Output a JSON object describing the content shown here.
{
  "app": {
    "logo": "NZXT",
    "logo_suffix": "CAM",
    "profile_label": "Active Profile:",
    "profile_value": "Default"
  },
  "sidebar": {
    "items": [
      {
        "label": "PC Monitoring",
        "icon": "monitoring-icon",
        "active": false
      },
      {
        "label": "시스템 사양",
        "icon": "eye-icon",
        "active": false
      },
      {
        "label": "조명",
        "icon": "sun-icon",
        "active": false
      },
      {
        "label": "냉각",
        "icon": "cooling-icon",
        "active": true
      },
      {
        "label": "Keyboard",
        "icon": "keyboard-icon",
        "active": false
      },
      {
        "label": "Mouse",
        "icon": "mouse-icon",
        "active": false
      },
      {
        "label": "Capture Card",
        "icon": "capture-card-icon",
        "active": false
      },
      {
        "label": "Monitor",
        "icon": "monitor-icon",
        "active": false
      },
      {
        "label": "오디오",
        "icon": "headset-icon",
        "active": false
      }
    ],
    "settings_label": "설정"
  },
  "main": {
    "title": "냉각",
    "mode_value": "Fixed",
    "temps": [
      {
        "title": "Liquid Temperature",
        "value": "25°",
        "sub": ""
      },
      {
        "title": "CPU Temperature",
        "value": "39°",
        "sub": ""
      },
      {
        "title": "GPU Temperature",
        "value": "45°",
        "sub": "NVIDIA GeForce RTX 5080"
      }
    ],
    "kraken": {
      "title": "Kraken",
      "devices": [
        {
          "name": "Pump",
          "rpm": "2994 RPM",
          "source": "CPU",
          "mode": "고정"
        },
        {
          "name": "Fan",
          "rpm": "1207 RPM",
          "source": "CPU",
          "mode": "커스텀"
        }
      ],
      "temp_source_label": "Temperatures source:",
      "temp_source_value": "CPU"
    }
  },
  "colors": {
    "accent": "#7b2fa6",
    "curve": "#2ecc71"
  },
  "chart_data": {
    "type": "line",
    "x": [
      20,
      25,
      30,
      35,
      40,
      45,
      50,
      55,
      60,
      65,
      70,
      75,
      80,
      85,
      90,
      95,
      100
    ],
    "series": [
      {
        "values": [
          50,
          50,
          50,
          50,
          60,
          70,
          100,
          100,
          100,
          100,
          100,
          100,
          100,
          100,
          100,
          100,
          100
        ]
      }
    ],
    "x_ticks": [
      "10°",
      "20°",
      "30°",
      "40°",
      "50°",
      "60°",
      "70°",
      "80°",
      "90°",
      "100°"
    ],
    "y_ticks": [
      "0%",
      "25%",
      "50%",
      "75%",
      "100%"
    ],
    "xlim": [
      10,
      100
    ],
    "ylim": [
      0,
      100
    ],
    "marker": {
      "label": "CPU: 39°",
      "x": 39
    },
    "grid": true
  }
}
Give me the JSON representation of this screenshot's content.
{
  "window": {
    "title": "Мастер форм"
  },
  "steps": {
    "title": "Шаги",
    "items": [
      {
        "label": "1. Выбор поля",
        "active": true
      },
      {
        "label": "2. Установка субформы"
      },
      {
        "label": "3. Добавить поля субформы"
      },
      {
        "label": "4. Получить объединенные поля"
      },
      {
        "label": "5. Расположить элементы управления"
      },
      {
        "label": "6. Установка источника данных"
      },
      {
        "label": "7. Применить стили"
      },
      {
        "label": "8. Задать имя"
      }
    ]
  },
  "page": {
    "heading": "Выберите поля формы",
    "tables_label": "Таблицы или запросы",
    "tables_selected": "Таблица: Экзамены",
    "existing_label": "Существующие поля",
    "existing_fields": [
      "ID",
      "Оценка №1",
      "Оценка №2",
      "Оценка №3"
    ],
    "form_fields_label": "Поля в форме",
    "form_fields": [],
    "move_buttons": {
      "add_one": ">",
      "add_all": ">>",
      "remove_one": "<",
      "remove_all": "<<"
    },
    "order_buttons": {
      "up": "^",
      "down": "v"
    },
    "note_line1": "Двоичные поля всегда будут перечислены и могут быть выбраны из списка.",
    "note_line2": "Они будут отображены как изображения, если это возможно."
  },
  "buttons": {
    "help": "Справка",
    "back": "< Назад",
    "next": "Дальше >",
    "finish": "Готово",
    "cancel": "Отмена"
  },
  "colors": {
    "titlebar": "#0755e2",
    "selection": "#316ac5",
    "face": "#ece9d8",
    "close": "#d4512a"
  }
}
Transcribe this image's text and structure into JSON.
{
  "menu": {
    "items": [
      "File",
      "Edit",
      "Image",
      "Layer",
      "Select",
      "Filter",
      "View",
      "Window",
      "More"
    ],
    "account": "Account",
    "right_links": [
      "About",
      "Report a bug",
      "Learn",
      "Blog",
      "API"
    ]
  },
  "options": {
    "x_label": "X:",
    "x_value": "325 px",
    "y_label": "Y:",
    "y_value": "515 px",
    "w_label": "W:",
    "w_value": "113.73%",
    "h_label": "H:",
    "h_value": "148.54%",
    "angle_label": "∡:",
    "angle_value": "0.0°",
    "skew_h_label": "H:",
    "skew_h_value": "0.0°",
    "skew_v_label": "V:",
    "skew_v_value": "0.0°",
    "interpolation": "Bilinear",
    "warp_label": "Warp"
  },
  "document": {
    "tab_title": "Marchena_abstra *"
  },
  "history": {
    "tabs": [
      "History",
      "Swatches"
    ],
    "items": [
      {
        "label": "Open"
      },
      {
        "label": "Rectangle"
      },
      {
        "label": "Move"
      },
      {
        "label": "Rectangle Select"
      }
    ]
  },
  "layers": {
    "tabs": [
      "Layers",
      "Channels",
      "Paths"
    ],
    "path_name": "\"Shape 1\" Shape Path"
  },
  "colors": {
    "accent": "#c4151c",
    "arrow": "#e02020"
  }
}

--------

### What the task asks
State the number of lines that contain the string "this", with no other words.

### Exercise solution
2